Source document:
^^^^

United States District Court, D. Connecticut

April 29, 2019

OMAR AWAD, Plaintiff,
v.
SCOTT SEMPLE et al., Defendants.

          INITIAL REVIEW ORDER PURSUANT TO 28 U.S.C. § 1915A

          Jeffrey Alker Meyer, United States District Judge.

         Plaintiff Omar Awad was a prisoner in the custody of the Connecticut Department of Correction at the time of the filing of his complaint. He has filed a complaint pro se and in forma pauperis under 42 U.S.C. § 1983 alleging in substance that he was denied access to a prison law library and to legal resources. For the reasons stated below, I will dismiss his complaint without prejudice.

         Background

         Although Awad is no longer in the custody of the Department of Correction, he was a prisoner at the time of his filing of this complaint at Garner Correctional Institution. His complaint names the following five defendants: Commissioner of Correction Scott Semple, Warden Anthony Corcella, Deputy Warden Daniell Borges, Deputy Warden David Egan, and Deputy Commissioner Seplack. Doc. #1 at 1, 4-5 (¶¶ 4-8).

         The following facts are alleged in the complaint and are accepted as true only for purposes of this ruling. Awad was confined at Garner from May 10, 2018. Doc. #1 at 7 (¶ 1). From June 2 to September 19, 2018, and then again from October 13 to November 26, 2018, Awad was confined in the F-Block Unit, which is the restrictive housing unit (“RHU”) at Garner. Ibid. (¶ 2). He “ha[d] reason to believe that the defendants. . . [were] den[y]ing him access to [a] law library . . . .” Ibid. (¶ 3). Awad had civil and criminal cases pending and was unable to research the issues raised therein, which would help him succeed in court. Ibid. (¶ 4).

^^^^

(Layout coordinate data)

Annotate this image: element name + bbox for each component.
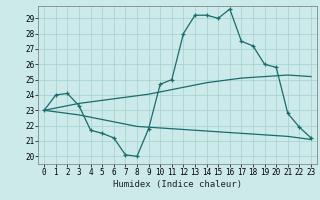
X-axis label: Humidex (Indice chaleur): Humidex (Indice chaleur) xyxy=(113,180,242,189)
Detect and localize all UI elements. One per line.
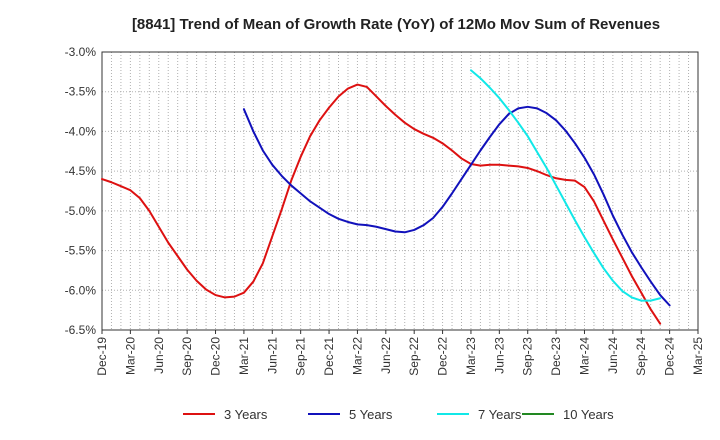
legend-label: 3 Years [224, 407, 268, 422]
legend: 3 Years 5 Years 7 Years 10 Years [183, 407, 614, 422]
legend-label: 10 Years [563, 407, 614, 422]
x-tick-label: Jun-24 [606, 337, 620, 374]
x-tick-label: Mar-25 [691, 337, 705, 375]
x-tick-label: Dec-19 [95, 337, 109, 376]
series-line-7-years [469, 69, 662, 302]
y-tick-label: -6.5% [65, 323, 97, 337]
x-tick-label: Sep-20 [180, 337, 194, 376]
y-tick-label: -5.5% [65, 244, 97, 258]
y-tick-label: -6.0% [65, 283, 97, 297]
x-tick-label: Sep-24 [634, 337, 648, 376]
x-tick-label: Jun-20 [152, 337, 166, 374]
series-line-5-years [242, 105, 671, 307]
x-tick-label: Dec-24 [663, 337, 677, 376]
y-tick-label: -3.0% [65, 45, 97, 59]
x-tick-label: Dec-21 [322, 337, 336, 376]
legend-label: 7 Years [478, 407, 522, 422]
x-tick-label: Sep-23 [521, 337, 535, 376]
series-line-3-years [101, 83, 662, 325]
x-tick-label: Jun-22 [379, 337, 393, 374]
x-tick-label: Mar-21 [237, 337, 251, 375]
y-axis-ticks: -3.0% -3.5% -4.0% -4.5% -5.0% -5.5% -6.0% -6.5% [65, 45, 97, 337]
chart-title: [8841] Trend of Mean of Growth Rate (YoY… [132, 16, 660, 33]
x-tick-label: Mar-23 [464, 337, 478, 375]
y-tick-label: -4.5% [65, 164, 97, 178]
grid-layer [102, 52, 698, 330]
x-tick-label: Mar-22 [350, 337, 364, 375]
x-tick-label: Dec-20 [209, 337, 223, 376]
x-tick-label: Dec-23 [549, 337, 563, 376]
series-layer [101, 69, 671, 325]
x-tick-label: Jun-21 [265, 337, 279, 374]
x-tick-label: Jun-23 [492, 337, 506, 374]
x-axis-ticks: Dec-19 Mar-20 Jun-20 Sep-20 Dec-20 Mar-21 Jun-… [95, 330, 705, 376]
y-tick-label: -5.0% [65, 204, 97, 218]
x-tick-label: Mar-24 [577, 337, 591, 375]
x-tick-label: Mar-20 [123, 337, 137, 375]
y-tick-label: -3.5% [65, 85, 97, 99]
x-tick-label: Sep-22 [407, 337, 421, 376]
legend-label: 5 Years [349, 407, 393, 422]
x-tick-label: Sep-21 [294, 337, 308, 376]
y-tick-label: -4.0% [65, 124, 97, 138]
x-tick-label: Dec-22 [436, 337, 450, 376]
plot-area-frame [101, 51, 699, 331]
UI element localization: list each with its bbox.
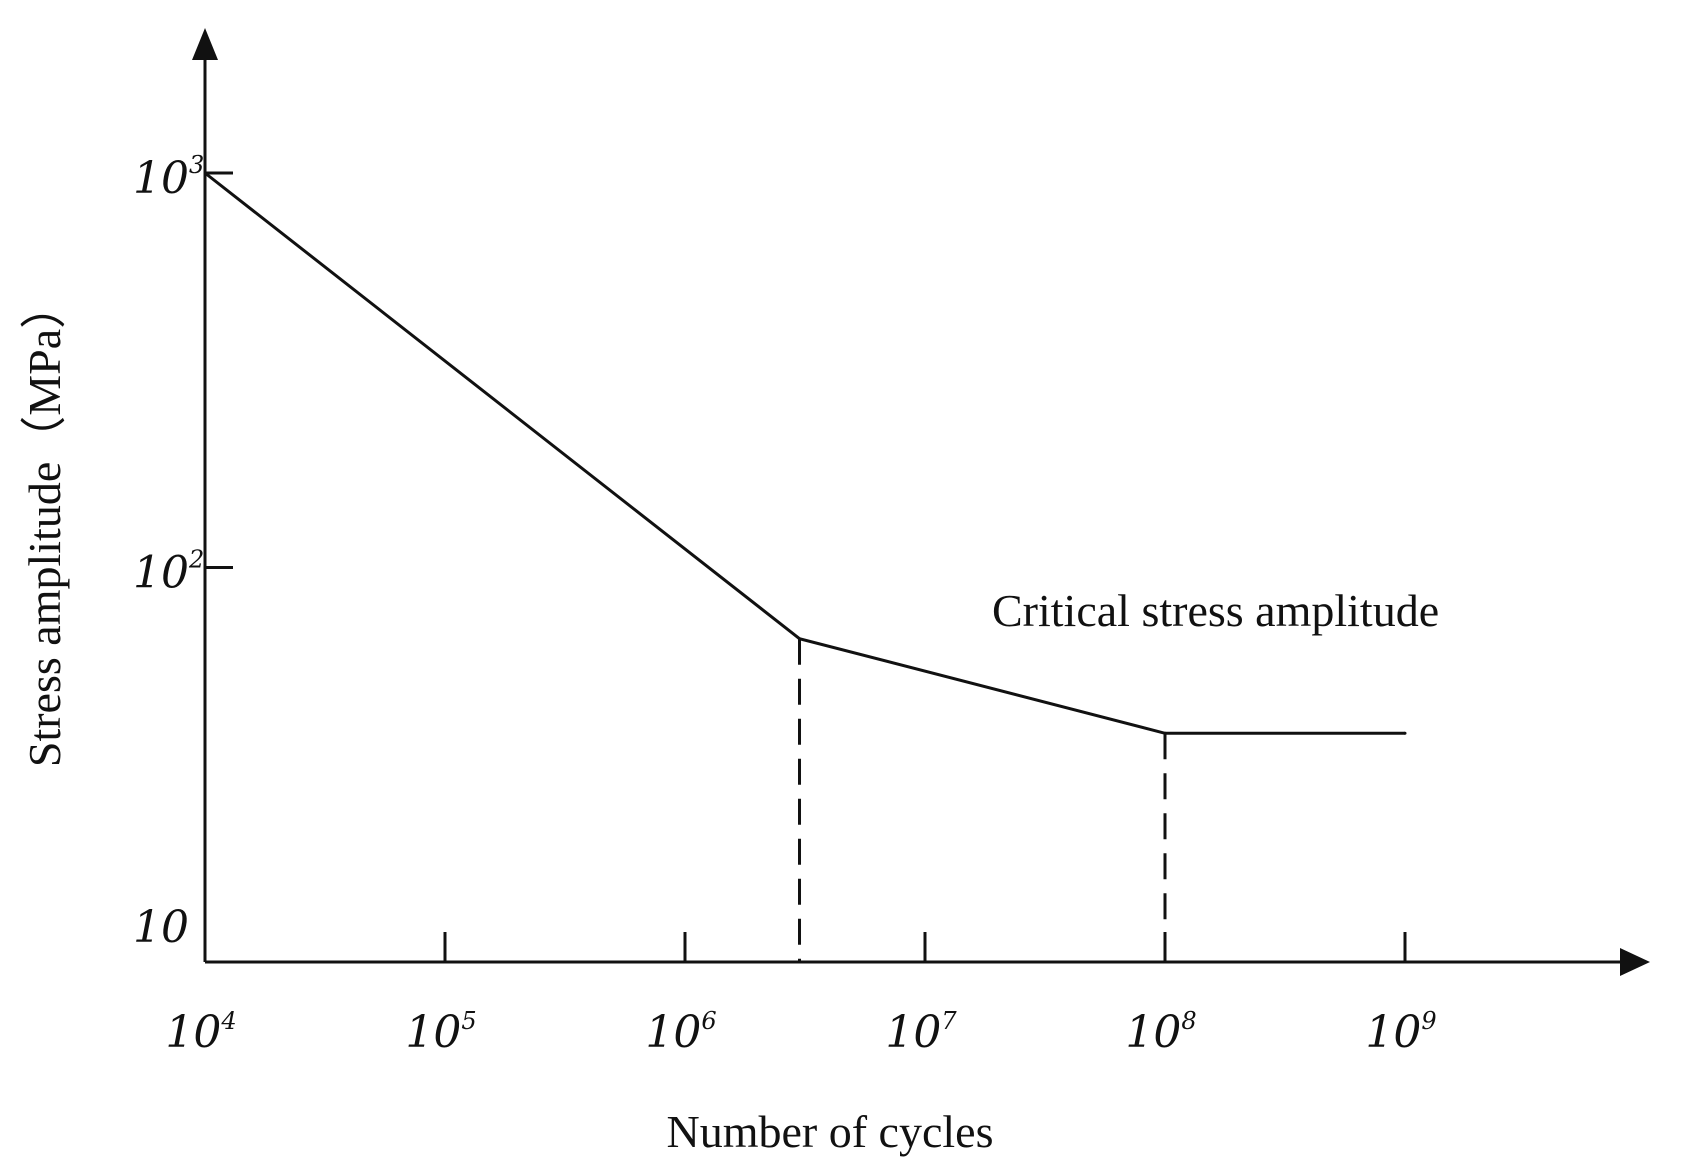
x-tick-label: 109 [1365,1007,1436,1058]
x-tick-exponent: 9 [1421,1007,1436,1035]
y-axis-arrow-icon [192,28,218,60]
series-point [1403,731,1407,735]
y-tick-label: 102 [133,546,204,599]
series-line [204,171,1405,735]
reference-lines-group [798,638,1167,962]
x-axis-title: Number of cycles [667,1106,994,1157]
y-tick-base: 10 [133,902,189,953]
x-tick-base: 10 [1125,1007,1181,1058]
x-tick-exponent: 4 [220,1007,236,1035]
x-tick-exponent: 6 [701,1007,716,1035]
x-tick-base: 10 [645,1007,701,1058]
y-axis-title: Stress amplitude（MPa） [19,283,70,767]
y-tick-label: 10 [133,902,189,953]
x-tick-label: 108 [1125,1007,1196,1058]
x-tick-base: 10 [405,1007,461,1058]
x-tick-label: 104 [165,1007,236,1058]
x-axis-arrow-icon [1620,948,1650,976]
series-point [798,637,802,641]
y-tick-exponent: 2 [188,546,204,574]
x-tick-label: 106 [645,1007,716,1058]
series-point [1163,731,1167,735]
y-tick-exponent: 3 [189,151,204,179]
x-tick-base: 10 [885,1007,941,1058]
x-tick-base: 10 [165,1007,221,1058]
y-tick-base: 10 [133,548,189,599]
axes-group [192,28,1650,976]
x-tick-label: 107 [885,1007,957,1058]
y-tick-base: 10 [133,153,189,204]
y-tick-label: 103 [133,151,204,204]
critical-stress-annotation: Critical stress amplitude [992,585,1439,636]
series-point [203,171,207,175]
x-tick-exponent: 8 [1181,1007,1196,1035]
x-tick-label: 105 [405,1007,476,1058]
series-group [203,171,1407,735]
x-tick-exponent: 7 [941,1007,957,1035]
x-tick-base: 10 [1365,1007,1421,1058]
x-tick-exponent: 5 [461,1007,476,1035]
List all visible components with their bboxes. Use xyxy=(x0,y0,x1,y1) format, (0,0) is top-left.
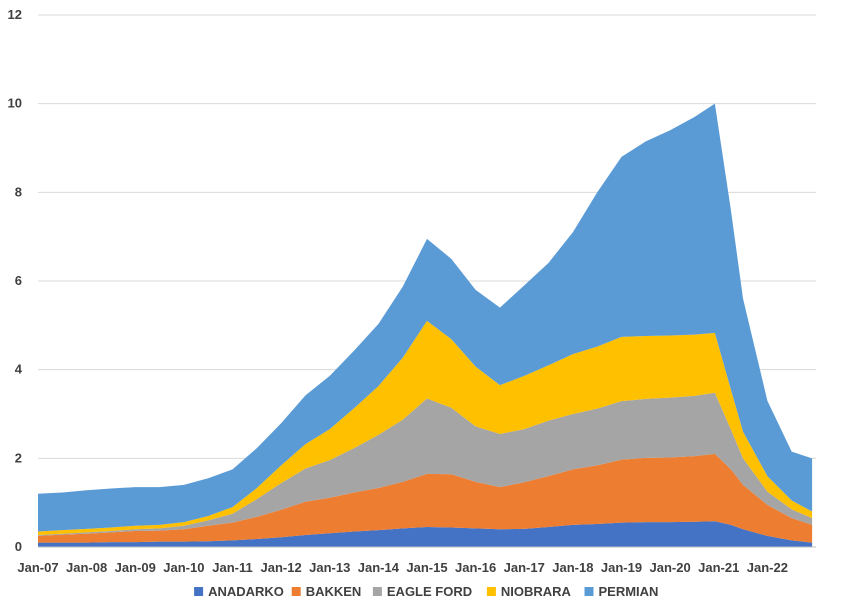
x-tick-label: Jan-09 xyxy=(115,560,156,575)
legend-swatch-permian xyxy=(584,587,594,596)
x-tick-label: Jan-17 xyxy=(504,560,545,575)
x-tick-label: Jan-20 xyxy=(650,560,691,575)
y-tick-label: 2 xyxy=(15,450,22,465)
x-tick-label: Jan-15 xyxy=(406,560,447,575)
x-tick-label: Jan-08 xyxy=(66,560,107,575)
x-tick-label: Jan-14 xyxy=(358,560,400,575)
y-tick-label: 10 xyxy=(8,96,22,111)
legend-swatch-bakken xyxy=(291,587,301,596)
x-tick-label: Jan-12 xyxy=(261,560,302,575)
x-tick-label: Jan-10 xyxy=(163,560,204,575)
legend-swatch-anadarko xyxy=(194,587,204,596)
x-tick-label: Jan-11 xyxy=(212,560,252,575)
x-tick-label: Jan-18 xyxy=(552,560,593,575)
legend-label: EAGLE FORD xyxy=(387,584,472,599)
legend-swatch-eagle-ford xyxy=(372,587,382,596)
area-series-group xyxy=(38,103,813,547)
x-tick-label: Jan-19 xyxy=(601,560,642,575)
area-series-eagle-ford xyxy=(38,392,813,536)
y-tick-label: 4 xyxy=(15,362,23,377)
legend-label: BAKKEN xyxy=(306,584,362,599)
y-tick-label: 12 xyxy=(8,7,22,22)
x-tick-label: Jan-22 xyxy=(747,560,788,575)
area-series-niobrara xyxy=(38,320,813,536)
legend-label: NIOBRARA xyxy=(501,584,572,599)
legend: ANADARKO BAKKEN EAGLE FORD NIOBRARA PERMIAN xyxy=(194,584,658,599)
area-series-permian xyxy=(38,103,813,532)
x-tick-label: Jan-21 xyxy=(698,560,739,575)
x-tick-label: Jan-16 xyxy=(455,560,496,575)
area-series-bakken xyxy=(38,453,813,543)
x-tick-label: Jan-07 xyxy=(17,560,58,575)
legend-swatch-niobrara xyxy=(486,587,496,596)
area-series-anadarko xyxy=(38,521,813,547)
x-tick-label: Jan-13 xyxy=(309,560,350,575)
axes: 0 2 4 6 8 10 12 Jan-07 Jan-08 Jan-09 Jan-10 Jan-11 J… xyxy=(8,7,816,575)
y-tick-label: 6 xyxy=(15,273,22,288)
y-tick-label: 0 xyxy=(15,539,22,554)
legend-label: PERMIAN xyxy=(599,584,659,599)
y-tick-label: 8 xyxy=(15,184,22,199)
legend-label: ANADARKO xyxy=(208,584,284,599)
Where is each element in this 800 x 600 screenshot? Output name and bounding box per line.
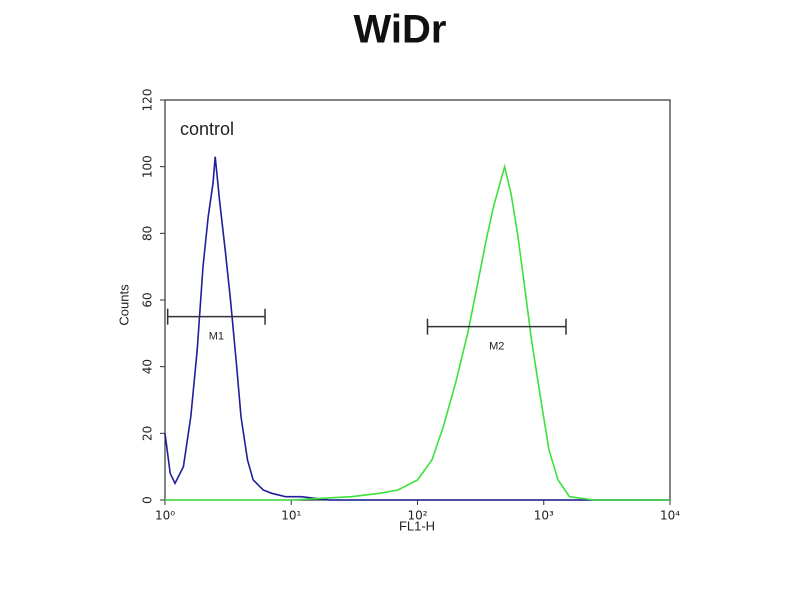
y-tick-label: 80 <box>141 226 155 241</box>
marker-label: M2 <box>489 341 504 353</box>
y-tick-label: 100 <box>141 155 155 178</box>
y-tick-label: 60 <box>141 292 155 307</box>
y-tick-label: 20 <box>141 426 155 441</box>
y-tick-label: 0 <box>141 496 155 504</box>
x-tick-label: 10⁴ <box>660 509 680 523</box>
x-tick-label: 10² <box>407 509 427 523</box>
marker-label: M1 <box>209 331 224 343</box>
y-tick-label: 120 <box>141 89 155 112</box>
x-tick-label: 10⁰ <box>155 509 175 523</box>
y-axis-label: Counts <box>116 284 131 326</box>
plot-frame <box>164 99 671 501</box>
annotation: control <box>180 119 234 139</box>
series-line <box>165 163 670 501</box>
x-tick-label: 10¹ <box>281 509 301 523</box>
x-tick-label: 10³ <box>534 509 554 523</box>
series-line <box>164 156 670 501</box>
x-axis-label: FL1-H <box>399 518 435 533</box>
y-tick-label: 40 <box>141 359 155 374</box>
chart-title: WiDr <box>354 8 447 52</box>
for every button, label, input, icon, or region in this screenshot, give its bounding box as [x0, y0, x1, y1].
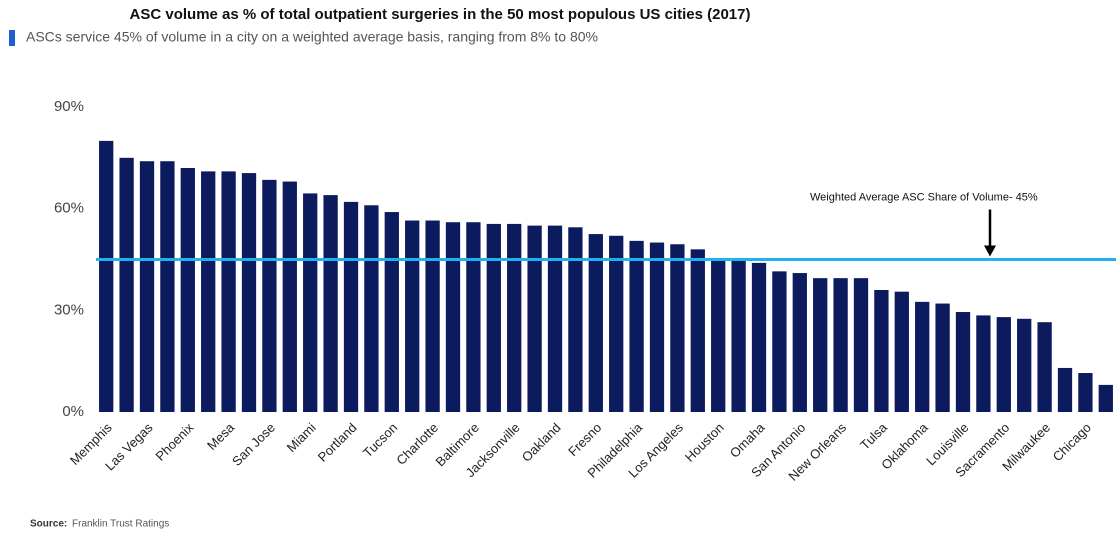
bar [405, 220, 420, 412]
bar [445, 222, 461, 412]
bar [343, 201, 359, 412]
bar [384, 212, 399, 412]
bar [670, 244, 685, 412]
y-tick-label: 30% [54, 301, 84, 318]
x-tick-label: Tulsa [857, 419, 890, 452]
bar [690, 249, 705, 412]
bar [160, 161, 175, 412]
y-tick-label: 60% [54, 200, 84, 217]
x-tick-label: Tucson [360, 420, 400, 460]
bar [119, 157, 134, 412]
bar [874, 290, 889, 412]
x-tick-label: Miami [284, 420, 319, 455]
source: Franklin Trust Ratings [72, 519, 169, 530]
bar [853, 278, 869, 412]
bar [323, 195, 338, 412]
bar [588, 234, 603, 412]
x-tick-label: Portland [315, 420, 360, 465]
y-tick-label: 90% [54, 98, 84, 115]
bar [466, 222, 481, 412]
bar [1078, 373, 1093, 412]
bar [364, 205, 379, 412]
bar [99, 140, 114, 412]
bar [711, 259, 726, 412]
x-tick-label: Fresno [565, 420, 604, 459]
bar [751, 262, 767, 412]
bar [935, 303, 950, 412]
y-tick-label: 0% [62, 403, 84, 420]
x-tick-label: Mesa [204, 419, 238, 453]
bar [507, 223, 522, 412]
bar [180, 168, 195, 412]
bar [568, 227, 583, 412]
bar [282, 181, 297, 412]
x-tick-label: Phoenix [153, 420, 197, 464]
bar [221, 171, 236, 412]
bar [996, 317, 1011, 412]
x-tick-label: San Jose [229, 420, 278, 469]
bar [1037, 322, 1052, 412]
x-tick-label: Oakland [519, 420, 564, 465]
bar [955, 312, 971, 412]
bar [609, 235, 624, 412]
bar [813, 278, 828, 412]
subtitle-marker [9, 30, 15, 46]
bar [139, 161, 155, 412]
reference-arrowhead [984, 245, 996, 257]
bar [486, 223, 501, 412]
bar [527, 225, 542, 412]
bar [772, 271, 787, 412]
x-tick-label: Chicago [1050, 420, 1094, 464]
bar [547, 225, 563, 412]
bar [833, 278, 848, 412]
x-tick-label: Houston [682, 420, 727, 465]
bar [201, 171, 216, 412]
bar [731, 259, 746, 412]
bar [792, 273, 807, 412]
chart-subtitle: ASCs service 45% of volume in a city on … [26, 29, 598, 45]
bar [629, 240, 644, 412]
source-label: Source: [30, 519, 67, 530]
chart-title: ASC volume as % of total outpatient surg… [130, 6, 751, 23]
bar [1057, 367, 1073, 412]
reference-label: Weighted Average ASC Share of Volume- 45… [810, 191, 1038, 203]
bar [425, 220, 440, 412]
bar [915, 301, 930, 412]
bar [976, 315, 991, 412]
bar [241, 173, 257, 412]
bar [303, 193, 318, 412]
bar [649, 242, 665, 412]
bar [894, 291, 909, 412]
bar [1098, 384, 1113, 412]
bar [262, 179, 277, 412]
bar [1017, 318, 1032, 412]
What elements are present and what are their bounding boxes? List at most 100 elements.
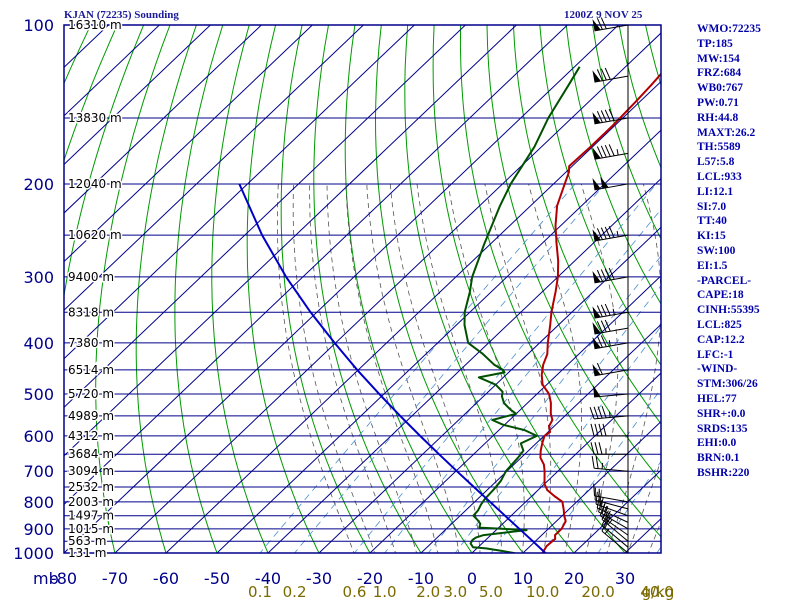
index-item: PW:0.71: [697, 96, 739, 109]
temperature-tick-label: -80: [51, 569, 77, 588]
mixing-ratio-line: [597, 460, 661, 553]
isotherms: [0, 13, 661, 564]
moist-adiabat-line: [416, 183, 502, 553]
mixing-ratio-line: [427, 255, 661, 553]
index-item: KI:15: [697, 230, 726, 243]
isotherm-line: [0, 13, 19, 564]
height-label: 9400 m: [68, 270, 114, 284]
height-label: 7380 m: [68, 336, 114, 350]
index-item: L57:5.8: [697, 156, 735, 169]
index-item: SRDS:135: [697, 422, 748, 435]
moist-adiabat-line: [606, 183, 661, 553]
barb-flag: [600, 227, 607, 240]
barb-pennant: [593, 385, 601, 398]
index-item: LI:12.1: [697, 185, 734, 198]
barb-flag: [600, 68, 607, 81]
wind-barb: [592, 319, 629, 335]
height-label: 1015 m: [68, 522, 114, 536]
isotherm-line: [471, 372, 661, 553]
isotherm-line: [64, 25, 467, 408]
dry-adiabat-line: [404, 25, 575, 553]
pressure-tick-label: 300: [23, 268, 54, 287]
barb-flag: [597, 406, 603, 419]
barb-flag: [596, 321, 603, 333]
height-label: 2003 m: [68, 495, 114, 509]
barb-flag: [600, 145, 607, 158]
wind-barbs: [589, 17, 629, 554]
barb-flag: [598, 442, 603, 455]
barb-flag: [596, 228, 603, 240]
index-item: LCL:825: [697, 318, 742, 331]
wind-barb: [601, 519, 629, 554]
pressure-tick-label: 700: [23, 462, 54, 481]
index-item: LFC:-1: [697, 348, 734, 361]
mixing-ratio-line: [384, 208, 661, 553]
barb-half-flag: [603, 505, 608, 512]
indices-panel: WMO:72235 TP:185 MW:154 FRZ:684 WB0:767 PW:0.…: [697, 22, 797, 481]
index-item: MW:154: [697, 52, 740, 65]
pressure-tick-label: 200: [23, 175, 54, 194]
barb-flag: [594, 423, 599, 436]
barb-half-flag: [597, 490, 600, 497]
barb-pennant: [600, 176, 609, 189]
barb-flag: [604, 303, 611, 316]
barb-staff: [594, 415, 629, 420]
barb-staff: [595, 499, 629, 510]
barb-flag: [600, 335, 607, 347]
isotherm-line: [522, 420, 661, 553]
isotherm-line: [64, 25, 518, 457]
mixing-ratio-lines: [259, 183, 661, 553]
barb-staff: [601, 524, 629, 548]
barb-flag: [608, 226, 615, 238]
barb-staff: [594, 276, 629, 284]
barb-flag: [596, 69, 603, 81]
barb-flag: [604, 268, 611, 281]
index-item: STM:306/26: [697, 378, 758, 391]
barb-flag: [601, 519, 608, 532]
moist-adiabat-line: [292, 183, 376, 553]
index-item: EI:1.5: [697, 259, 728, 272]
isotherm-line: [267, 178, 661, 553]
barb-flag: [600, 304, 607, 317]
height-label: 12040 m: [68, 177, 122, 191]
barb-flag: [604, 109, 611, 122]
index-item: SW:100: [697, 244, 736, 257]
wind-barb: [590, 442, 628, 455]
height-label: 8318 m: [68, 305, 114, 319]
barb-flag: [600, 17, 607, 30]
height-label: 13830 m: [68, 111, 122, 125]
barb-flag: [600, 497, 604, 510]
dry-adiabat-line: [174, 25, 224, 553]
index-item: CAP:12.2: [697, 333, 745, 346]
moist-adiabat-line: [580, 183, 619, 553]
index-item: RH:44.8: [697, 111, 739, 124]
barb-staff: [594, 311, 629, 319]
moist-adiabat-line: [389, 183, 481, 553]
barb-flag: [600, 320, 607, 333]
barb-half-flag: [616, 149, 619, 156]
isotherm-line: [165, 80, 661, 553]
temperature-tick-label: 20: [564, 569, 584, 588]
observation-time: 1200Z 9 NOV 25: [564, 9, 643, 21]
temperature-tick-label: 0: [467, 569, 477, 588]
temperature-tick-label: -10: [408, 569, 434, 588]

^^^^

Exercise instructions:
Reproduce the court order word for word.

Full output:
United States District Court, D. Connecticut

April 29, 2019

OMAR AWAD, Plaintiff,
v.
SCOTT SEMPLE et al., Defendants.

          INITIAL REVIEW ORDER PURSUANT TO 28 U.S.C. § 1915A

          Jeffrey Alker Meyer, United States District Judge.

         Plaintiff Omar Awad was a prisoner in the custody of the Connecticut Department of Correction at the time of the filing of his complaint. He has filed a complaint pro se and in forma pauperis under 42 U.S.C. § 1983 alleging in substance that he was denied access to a prison law library and to legal resources. For the reasons stated below, I will dismiss his complaint without prejudice.

         Background

         Although Awad is no longer in the custody of the Department of Correction, he was a prisoner at the time of his filing of this complaint at Garner Correctional Institution. His complaint names the following five defendants: Commissioner of Correction Scott Semple, Warden Anthony Corcella, Deputy Warden Daniell Borges, Deputy Warden David Egan, and Deputy Commissioner Seplack. Doc. #1 at 1, 4-5 (¶¶ 4-8).

         The following facts are alleged in the complaint and are accepted as true only for purposes of this ruling. Awad was confined at Garner from May 10, 2018. Doc. #1 at 7 (¶ 1). From June 2 to September 19, 2018, and then again from October 13 to November 26, 2018, Awad was confined in the F-Block Unit, which is the restrictive housing unit (“RHU”) at Garner. Ibid. (¶ 2). He “ha[d] reason to believe that the defendants. . . [were] den[y]ing him access to [a] law library . . . .” Ibid. (¶ 3). Awad had civil and criminal cases pending and was unable to research the issues raised therein, which would help him succeed in court. Ibid. (¶ 4).